§ **WORK REQUIRED**
Extract each line containing the string "this".

§ **INFORMATION GIVEN**

+ + +

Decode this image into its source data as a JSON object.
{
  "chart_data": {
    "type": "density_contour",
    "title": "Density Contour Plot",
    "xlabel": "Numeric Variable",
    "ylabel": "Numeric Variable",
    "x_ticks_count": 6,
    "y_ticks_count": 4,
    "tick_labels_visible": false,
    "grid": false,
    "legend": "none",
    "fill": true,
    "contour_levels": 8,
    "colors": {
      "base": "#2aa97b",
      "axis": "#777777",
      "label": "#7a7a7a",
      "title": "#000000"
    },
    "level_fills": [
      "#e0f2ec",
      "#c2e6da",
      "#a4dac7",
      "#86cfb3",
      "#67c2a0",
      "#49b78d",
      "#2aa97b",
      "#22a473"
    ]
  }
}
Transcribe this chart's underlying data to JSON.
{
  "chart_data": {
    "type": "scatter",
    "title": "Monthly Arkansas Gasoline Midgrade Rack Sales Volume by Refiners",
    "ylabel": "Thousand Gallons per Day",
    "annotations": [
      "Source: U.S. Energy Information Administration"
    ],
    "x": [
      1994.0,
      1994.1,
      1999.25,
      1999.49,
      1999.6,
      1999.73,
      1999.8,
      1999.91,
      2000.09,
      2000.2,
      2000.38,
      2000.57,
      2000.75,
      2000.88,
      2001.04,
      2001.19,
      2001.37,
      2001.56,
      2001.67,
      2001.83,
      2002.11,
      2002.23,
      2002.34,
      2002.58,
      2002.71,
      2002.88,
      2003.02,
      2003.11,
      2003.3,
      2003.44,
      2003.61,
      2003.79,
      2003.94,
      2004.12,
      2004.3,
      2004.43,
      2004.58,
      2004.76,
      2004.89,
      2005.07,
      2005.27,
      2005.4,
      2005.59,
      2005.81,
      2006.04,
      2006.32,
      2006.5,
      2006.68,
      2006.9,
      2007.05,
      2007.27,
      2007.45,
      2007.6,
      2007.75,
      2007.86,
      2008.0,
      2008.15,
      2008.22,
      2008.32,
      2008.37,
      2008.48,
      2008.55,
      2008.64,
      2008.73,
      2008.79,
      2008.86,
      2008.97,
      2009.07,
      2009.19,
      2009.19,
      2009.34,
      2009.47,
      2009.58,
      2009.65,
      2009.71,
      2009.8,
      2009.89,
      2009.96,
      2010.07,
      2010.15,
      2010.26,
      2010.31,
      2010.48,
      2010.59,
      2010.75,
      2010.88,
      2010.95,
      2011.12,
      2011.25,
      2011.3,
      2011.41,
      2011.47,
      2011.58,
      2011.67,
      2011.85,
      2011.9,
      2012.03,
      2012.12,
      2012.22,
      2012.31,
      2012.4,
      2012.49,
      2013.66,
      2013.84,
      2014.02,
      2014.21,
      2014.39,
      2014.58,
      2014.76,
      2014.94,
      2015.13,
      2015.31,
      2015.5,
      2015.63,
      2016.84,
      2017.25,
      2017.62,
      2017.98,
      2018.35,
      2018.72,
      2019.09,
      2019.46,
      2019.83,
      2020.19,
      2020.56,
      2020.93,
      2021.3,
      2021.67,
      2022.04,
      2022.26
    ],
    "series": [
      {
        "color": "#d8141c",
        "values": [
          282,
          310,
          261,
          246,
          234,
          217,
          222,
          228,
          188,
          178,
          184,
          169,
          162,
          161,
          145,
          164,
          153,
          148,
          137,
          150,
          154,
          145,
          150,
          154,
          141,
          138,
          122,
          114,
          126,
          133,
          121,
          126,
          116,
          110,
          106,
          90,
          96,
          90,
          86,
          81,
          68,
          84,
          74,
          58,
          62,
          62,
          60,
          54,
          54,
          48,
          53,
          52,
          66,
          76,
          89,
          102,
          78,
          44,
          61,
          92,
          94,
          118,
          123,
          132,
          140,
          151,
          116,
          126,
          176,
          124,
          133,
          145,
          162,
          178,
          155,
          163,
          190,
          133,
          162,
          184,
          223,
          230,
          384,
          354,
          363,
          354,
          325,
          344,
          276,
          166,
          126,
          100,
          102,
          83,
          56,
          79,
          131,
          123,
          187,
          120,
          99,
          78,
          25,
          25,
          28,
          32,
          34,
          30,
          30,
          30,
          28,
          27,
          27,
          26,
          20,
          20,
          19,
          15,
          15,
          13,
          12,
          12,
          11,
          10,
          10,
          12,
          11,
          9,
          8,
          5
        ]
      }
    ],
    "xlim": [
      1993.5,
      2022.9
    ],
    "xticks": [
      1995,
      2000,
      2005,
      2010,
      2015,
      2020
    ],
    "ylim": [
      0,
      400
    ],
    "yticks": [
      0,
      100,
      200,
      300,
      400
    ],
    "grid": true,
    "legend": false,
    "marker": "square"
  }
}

+ + +

§ **THE REPLY**
Decode this image into its source data as a JSON object.
Transcribe this chart's underlying data to JSON.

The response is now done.